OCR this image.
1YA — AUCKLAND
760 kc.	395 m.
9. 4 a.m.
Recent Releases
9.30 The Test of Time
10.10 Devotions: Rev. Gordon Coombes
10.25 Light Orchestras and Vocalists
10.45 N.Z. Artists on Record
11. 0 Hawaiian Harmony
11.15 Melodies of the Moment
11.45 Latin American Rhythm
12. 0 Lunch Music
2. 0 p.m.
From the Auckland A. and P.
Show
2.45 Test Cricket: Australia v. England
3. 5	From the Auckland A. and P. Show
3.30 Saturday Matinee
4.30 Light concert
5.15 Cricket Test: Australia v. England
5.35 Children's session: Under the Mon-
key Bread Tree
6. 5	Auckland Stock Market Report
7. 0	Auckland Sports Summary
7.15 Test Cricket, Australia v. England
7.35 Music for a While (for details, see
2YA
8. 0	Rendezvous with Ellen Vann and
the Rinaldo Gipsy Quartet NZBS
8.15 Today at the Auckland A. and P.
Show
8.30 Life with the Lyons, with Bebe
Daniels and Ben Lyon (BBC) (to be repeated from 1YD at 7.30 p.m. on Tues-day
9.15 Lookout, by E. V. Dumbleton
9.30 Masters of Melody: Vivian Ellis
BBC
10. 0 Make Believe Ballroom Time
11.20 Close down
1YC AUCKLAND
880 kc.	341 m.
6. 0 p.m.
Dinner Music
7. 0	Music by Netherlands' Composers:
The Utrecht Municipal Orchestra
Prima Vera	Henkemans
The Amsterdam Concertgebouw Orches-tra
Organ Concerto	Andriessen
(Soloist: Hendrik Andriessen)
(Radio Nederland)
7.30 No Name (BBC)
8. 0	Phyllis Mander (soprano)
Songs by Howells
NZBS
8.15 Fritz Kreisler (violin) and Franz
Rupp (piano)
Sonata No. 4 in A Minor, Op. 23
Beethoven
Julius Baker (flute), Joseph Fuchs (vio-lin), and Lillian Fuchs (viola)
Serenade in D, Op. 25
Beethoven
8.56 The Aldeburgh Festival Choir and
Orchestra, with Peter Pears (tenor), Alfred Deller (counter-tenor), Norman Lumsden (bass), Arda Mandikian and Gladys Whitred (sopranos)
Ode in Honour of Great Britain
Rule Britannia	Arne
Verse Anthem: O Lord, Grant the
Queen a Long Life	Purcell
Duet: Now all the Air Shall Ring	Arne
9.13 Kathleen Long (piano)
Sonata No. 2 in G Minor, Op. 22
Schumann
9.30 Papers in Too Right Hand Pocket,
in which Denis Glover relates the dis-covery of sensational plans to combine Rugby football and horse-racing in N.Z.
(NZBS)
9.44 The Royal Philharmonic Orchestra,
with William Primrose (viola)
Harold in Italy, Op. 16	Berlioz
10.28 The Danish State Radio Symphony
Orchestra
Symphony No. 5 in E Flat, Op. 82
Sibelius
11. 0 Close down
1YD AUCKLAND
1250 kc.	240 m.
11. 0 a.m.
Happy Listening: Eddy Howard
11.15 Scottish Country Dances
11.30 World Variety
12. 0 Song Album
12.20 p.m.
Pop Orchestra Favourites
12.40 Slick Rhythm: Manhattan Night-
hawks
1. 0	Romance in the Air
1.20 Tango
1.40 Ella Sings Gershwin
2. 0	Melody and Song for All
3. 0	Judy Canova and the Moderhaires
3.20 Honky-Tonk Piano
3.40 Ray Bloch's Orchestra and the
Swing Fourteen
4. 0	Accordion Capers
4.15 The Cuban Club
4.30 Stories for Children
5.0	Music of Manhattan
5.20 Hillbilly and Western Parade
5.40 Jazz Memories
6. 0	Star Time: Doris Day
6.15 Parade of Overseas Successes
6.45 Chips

----------------------------------------

Copy out each record exactly as given, omitting none.

OCR this image.
1YA — AUCKLAND
760 kc.	395 m.
9. 4 a.m.
Recent Releases
9.30 The Test of Time
10.10 Devotions: Rev. Gordon Coombes
10.25 Light Orchestras and Vocalists
10.45 N.Z. Artists on Record
11. 0 Hawaiian Harmony
11.15 Melodies of the Moment
11.45 Latin American Rhythm
12. 0 Lunch Music
2. 0 p.m.
From the Auckland A. and P.
Show
2.45 Test Cricket: Australia v. England
3. 5	From the Auckland A. and P. Show
3.30 Saturday Matinee
4.30 Light concert
5.15 Cricket Test: Australia v. England
5.35 Children's session: Under the Mon-
key Bread Tree
6. 5	Auckland Stock Market Report
7. 0	Auckland Sports Summary
7.15 Test Cricket, Australia v. England
7.35 Music for a While (for details, see
2YA
8. 0	Rendezvous with Ellen Vann and
the Rinaldo Gipsy Quartet NZBS
8.15 Today at the Auckland A. and P.
Show
8.30 Life with the Lyons, with Bebe
Daniels and Ben Lyon (BBC) (to be repeated from 1YD at 7.30 p.m. on Tues-day
9.15 Lookout, by E. V. Dumbleton
9.30 Masters of Melody: Vivian Ellis
BBC
10. 0 Make Believe Ballroom Time
11.20 Close down
1YC AUCKLAND
880 kc.	341 m.
6. 0 p.m.
Dinner Music
7. 0	Music by Netherlands' Composers:
The Utrecht Municipal Orchestra
Prima Vera	Henkemans
The Amsterdam Concertgebouw Orches-tra
Organ Concerto	Andriessen
(Soloist: Hendrik Andriessen)
(Radio Nederland)
7.30 No Name (BBC)
8. 0	Phyllis Mander (soprano)
Songs by Howells
NZBS
8.15 Fritz Kreisler (violin) and Franz
Rupp (piano)
Sonata No. 4 in A Minor, Op. 23
Beethoven
Julius Baker (flute), Joseph Fuchs (vio-lin), and Lillian Fuchs (viola)
Serenade in D, Op. 25
Beethoven
8.56 The Aldeburgh Festival Choir and
Orchestra, with Peter Pears (tenor), Alfred Deller (counter-tenor), Norman Lumsden (bass), Arda Mandikian and Gladys Whitred (sopranos)
Ode in Honour of Great Britain
Rule Britannia	Arne
Verse Anthem: O Lord, Grant the
Queen a Long Life	Purcell
Duet: Now all the Air Shall Ring	Arne
9.13 Kathleen Long (piano)
Sonata No. 2 in G Minor, Op. 22
Schumann
9.30 Papers in Too Right Hand Pocket,
in which Denis Glover relates the dis-covery of sensational plans to combine Rugby football and horse-racing in N.Z.
(NZBS)
9.44 The Royal Philharmonic Orchestra,
with William Primrose (viola)
Harold in Italy, Op. 16	Berlioz
10.28 The Danish State Radio Symphony
Orchestra
Symphony No. 5 in E Flat, Op. 82
Sibelius
11. 0 Close down
1YD AUCKLAND
1250 kc.	240 m.
11. 0 a.m.
Happy Listening: Eddy Howard
11.15 Scottish Country Dances
11.30 World Variety
12. 0 Song Album
12.20 p.m.
Pop Orchestra Favourites
12.40 Slick Rhythm: Manhattan Night-
hawks
1. 0	Romance in the Air
1.20 Tango
1.40 Ella Sings Gershwin
2. 0	Melody and Song for All
3. 0	Judy Canova and the Moderhaires
3.20 Honky-Tonk Piano
3.40 Ray Bloch's Orchestra and the
Swing Fourteen
4. 0	Accordion Capers
4.15 The Cuban Club
4.30 Stories for Children
5.0	Music of Manhattan
5.20 Hillbilly and Western Parade
5.40 Jazz Memories
6. 0	Star Time: Doris Day
6.15 Parade of Overseas Successes
6.45 Chips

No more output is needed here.